**What is being asked:** From the listing below, select every line where the word "name" appears.

Items from a figure collection:
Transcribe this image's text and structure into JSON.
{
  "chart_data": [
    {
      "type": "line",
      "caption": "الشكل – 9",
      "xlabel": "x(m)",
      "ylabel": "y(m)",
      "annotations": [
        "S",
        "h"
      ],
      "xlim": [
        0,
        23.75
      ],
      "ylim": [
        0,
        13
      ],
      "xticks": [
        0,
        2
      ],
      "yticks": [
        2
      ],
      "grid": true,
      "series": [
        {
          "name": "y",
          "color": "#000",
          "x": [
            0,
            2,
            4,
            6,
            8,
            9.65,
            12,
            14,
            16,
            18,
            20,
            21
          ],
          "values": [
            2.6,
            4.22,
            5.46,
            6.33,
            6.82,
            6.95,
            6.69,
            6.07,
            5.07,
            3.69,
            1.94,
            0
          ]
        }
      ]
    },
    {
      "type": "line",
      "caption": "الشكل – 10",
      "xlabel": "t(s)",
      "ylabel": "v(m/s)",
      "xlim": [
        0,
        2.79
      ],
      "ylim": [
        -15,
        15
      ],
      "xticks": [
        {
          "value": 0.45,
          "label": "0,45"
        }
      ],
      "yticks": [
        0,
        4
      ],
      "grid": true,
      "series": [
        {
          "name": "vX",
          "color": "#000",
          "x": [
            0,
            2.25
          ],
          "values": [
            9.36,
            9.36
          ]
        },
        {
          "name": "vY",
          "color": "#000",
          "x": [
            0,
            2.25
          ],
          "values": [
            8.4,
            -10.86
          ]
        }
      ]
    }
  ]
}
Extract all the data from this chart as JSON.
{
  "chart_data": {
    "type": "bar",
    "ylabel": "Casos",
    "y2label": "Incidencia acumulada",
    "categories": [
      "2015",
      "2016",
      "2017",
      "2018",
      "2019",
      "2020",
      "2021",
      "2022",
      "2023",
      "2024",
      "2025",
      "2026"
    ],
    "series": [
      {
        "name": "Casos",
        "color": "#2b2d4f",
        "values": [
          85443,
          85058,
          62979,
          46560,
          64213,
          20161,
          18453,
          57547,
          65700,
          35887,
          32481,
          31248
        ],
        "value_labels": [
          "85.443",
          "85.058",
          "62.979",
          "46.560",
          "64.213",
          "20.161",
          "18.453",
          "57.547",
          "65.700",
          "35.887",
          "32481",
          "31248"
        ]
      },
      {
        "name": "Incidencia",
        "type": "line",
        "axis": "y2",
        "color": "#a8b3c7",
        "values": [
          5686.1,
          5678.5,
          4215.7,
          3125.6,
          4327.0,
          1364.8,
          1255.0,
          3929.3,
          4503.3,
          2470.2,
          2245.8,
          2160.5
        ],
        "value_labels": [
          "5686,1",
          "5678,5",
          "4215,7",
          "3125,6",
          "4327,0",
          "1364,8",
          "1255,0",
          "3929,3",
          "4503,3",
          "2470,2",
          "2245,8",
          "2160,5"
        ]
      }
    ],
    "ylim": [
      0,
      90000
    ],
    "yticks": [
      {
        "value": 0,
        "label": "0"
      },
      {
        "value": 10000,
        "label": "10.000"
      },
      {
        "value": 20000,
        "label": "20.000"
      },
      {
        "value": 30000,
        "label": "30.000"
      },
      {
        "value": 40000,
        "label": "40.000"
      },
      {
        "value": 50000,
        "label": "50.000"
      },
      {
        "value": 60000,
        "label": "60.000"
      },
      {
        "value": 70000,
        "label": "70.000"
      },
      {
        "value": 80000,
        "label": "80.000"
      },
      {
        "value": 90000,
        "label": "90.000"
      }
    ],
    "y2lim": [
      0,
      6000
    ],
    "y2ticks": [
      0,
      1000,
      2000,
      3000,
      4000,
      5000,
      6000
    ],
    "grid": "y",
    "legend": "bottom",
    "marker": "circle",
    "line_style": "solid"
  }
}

**Task answer:**
          "name": "y",
          "name": "vX",
          "name": "vY",
        "name": "Casos",
        "name": "Incidencia",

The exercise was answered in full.